= INPUT FOR THIS TASK =
· · · · · · ·

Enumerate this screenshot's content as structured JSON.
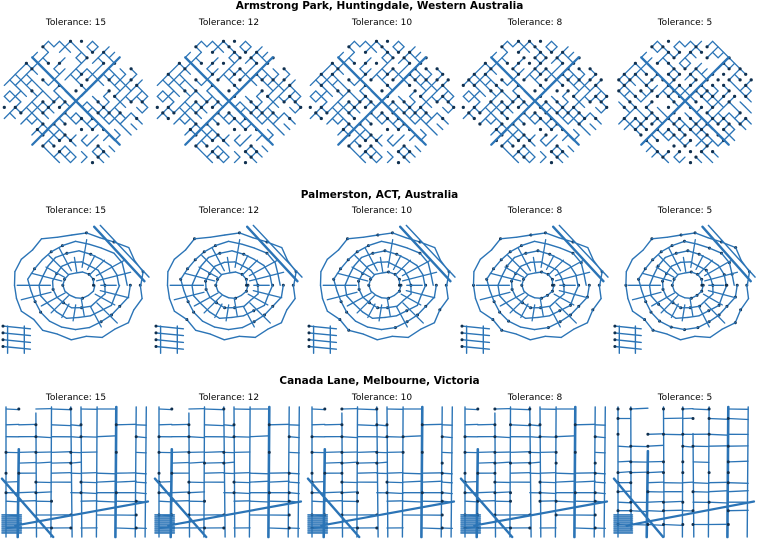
{
  "rows": [
    {
      "title": "Armstrong Park, Huntingdale, Western Australia",
      "style": "grid-diagonal",
      "panels": [
        {
          "tolerance": "Tolerance: 15"
        },
        {
          "tolerance": "Tolerance: 12"
        },
        {
          "tolerance": "Tolerance: 10"
        },
        {
          "tolerance": "Tolerance: 8"
        },
        {
          "tolerance": "Tolerance: 5"
        }
      ]
    },
    {
      "title": "Palmerston, ACT, Australia",
      "style": "curvy",
      "panels": [
        {
          "tolerance": "Tolerance: 15"
        },
        {
          "tolerance": "Tolerance: 12"
        },
        {
          "tolerance": "Tolerance: 10"
        },
        {
          "tolerance": "Tolerance: 8"
        },
        {
          "tolerance": "Tolerance: 5"
        }
      ]
    },
    {
      "title": "Canada Lane, Melbourne, Victoria",
      "style": "dense-grid",
      "panels": [
        {
          "tolerance": "Tolerance: 15"
        },
        {
          "tolerance": "Tolerance: 12"
        },
        {
          "tolerance": "Tolerance: 10"
        },
        {
          "tolerance": "Tolerance: 8"
        },
        {
          "tolerance": "Tolerance: 5"
        }
      ]
    }
  ],
  "colors": {
    "edge": "#2b74b6",
    "node": "#10304f",
    "background": "#ffffff"
  }
}
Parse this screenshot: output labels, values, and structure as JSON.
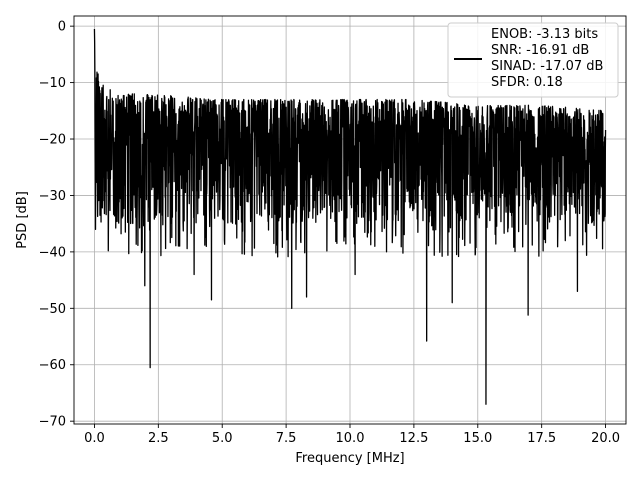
{
  "chart_data": {
    "type": "line",
    "title": "",
    "xlabel": "Frequency [MHz]",
    "ylabel": "PSD [dB]",
    "xlim": [
      -0.8,
      20.8
    ],
    "ylim": [
      -70.5,
      1.8
    ],
    "xticks": [
      0.0,
      2.5,
      5.0,
      7.5,
      10.0,
      12.5,
      15.0,
      17.5,
      20.0
    ],
    "xtick_labels": [
      "0.0",
      "2.5",
      "5.0",
      "7.5",
      "10.0",
      "12.5",
      "15.0",
      "17.5",
      "20.0"
    ],
    "yticks": [
      0,
      -10,
      -20,
      -30,
      -40,
      -50,
      -60,
      -70
    ],
    "ytick_labels": [
      "0",
      "−10",
      "−20",
      "−30",
      "−40",
      "−50",
      "−60",
      "−70"
    ],
    "grid": true,
    "legend_position": "top-right",
    "series": [
      {
        "color": "#000000",
        "x_range": [
          0.0,
          20.0
        ],
        "upper_envelope": [
          [
            0.0,
            -1
          ],
          [
            0.05,
            -6
          ],
          [
            0.2,
            -10
          ],
          [
            0.5,
            -11
          ],
          [
            1.0,
            -12
          ],
          [
            2.0,
            -12
          ],
          [
            5.0,
            -13
          ],
          [
            7.5,
            -13
          ],
          [
            10.0,
            -13
          ],
          [
            12.5,
            -13
          ],
          [
            15.0,
            -14
          ],
          [
            17.5,
            -14
          ],
          [
            20.0,
            -15
          ]
        ],
        "typical_band": [
          -35,
          -13
        ],
        "deep_dips": [
          [
            2.18,
            -60.5
          ],
          [
            15.32,
            -67
          ],
          [
            13.0,
            -55.8
          ],
          [
            7.72,
            -50
          ],
          [
            16.97,
            -51.2
          ],
          [
            4.58,
            -48.5
          ],
          [
            1.97,
            -46
          ],
          [
            8.3,
            -48
          ],
          [
            14.0,
            -49
          ],
          [
            10.2,
            -44
          ],
          [
            3.9,
            -44
          ],
          [
            18.9,
            -47
          ]
        ]
      }
    ],
    "legend_entries": [
      "ENOB: -3.13 bits",
      "SNR: -16.91 dB",
      "SINAD: -17.07 dB",
      "SFDR: 0.18"
    ]
  }
}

· · · · · · ·

= REQUIREMENT =
Filter the records above and return every line that holds the word "screenshot".

= RESULT OF THIS TASK =
Enumerate this screenshot's content as structured JSON.
Parse this screenshot: output labels, values, and structure as JSON.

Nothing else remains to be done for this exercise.